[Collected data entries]

-------

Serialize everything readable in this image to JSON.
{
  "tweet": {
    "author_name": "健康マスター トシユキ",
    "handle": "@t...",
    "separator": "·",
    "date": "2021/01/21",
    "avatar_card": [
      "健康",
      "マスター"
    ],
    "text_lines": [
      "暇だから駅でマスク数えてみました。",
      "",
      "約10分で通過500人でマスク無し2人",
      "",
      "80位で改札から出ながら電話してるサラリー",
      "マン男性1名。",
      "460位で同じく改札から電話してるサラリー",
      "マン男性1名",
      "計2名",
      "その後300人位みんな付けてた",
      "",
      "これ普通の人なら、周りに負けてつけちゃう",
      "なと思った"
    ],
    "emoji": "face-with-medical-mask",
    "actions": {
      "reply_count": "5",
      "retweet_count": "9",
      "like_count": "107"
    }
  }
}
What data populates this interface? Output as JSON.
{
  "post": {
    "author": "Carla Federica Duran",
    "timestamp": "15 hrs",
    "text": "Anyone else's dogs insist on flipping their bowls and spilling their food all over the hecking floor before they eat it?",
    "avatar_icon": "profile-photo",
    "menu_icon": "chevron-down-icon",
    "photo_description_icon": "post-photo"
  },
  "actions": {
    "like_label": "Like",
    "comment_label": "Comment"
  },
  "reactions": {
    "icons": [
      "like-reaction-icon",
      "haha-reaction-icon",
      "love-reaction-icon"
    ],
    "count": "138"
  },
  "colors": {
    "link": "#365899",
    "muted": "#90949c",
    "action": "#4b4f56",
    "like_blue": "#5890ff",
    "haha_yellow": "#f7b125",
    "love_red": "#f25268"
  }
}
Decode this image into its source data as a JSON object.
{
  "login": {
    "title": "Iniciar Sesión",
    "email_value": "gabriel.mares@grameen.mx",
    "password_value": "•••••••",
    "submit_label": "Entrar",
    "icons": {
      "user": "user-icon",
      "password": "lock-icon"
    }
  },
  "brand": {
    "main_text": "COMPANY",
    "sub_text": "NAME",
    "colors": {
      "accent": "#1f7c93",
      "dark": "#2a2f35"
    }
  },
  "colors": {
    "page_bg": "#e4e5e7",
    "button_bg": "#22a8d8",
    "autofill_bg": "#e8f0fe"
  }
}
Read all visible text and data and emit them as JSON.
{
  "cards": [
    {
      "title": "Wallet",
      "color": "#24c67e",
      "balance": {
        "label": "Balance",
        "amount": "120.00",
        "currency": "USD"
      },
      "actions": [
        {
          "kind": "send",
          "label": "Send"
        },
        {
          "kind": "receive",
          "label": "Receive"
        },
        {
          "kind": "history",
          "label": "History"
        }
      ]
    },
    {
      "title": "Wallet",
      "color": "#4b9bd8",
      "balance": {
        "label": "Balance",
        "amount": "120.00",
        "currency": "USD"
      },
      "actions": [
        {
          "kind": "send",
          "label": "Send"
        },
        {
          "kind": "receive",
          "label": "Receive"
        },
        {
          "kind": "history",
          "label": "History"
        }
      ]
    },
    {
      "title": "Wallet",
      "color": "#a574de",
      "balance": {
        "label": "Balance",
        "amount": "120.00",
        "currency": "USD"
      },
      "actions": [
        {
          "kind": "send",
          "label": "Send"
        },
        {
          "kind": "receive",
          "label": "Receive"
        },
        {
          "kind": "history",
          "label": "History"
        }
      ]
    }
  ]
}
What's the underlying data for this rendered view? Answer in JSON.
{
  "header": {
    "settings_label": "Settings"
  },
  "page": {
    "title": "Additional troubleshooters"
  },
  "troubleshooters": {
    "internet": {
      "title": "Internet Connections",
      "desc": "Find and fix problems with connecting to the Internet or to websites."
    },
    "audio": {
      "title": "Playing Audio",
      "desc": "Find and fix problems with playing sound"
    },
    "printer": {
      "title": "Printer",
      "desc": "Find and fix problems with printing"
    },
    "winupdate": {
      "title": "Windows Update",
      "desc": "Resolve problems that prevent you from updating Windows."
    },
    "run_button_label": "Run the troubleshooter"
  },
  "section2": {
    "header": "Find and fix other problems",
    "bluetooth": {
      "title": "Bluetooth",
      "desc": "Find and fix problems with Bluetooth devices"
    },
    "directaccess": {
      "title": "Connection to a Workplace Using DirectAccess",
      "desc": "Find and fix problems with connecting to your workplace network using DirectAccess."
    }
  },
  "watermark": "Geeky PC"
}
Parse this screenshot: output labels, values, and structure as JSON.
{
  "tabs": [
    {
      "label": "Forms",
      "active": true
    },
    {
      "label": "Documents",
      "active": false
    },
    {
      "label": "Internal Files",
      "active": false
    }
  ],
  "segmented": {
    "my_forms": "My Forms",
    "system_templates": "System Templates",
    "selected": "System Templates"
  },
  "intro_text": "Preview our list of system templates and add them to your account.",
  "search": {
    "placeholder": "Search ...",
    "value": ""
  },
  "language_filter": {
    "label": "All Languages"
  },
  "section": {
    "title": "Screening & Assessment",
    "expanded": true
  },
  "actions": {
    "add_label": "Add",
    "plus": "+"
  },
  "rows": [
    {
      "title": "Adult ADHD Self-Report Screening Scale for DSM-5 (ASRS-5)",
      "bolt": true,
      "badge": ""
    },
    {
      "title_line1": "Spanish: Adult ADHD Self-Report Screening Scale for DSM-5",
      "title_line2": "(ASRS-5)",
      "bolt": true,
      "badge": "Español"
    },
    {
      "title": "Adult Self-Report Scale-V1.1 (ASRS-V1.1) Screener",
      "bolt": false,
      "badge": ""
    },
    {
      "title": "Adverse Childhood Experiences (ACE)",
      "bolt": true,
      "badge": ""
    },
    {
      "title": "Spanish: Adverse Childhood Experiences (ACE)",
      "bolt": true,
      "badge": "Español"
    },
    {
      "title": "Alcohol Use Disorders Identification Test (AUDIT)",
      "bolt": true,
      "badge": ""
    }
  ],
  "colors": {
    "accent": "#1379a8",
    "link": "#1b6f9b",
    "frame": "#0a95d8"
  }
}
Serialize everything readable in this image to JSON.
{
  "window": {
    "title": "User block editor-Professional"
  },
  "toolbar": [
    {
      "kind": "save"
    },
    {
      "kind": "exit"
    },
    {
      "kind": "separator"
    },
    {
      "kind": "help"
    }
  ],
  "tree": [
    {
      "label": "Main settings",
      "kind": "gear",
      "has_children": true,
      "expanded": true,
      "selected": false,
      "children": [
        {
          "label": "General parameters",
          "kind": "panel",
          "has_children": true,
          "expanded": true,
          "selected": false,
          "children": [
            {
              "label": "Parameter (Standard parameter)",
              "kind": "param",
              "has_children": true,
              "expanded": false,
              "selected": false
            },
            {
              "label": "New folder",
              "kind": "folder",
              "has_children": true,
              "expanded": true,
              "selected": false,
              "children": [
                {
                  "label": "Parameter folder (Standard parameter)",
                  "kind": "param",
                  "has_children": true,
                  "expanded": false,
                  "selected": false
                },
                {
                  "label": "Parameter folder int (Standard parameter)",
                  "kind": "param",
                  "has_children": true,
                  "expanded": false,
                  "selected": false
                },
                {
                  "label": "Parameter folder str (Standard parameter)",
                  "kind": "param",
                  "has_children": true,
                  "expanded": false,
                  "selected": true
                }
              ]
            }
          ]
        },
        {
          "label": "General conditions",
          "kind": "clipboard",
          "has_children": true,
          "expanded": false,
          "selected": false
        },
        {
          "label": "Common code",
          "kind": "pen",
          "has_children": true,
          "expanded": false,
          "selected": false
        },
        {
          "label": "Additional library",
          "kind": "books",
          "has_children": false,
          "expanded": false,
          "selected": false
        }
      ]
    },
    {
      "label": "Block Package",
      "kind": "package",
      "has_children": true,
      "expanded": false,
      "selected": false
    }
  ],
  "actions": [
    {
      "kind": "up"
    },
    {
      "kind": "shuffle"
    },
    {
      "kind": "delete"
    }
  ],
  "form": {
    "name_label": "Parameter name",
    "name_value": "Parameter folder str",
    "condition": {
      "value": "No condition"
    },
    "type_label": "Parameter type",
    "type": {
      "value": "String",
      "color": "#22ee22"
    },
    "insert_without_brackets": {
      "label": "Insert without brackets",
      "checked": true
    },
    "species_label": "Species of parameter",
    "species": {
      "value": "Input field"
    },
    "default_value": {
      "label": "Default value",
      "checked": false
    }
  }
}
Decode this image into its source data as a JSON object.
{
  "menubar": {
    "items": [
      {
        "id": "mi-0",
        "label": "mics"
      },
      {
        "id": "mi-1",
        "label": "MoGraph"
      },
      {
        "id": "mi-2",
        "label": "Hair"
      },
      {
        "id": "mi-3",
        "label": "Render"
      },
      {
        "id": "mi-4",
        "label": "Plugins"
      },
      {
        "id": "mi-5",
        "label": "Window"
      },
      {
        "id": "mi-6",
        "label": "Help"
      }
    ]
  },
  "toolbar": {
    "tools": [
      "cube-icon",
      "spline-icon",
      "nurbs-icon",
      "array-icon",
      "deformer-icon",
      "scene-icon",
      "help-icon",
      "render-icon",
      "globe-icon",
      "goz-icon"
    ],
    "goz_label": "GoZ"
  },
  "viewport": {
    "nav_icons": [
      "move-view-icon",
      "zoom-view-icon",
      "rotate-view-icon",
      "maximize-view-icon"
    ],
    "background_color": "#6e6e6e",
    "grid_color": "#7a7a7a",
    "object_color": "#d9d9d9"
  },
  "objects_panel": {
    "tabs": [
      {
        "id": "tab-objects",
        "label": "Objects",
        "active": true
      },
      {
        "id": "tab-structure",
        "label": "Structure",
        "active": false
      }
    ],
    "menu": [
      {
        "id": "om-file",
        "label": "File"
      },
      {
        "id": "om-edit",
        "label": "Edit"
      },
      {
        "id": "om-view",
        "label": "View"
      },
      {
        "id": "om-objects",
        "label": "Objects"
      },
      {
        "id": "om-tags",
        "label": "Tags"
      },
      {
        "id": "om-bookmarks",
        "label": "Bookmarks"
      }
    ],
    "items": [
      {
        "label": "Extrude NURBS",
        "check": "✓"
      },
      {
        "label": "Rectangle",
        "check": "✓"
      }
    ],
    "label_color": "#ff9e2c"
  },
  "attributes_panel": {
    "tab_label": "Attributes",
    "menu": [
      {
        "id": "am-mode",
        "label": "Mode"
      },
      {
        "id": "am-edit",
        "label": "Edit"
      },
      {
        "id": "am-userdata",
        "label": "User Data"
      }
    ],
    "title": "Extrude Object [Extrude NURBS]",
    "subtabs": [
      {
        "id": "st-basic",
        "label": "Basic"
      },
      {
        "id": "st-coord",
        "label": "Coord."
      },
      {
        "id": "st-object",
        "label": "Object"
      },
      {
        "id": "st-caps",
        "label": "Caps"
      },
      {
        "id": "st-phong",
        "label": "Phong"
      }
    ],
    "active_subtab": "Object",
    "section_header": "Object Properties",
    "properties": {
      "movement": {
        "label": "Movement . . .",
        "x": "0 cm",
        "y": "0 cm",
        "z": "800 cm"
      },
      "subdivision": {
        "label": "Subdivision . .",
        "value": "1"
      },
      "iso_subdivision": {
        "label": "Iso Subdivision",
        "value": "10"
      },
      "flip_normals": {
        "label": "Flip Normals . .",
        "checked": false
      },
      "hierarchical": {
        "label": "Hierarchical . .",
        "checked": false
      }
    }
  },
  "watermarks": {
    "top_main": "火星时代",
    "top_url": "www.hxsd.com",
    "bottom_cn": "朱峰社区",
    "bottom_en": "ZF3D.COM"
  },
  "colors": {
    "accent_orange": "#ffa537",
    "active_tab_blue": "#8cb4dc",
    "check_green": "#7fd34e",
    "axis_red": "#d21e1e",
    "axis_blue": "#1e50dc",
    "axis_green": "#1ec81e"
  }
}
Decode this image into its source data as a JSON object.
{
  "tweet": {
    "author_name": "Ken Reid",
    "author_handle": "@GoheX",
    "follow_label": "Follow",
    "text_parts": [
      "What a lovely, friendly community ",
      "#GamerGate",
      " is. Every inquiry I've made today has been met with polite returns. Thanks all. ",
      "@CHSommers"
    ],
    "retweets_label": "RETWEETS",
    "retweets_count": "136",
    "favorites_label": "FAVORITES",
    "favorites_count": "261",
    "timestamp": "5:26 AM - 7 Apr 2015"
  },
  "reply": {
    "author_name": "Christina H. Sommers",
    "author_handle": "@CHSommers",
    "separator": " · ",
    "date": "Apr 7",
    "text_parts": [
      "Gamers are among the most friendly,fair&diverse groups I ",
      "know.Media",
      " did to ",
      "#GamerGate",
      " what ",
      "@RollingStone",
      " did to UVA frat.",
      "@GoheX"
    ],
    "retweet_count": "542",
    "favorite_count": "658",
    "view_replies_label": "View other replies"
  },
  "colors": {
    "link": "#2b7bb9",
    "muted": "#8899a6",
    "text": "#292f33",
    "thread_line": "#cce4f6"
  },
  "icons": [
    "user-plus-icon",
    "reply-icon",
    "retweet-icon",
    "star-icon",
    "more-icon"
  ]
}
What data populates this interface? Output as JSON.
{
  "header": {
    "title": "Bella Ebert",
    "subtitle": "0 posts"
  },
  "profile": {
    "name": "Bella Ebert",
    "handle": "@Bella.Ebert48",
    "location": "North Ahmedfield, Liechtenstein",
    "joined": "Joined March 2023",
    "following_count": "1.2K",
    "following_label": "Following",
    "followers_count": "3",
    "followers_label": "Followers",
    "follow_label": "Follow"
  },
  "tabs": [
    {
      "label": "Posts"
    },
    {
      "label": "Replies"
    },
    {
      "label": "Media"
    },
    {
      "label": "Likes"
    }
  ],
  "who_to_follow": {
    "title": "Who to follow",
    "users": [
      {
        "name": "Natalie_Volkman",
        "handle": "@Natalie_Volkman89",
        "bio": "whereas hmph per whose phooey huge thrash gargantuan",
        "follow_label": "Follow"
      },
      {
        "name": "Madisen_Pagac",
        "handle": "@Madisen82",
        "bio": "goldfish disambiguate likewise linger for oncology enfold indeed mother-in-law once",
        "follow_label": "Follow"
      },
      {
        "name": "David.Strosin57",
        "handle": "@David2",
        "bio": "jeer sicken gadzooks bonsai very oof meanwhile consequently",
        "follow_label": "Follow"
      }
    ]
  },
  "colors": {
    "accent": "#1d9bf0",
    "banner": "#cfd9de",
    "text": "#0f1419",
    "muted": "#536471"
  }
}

-------

• Task requirements:
Locate each line with the word "Standard" and copy it.

• Solution:
              "label": "Parameter (Standard parameter)",
                  "label": "Parameter folder (Standard parameter)",
                  "label": "Parameter folder int (Standard parameter)",
                  "label": "Parameter folder str (Standard parameter)",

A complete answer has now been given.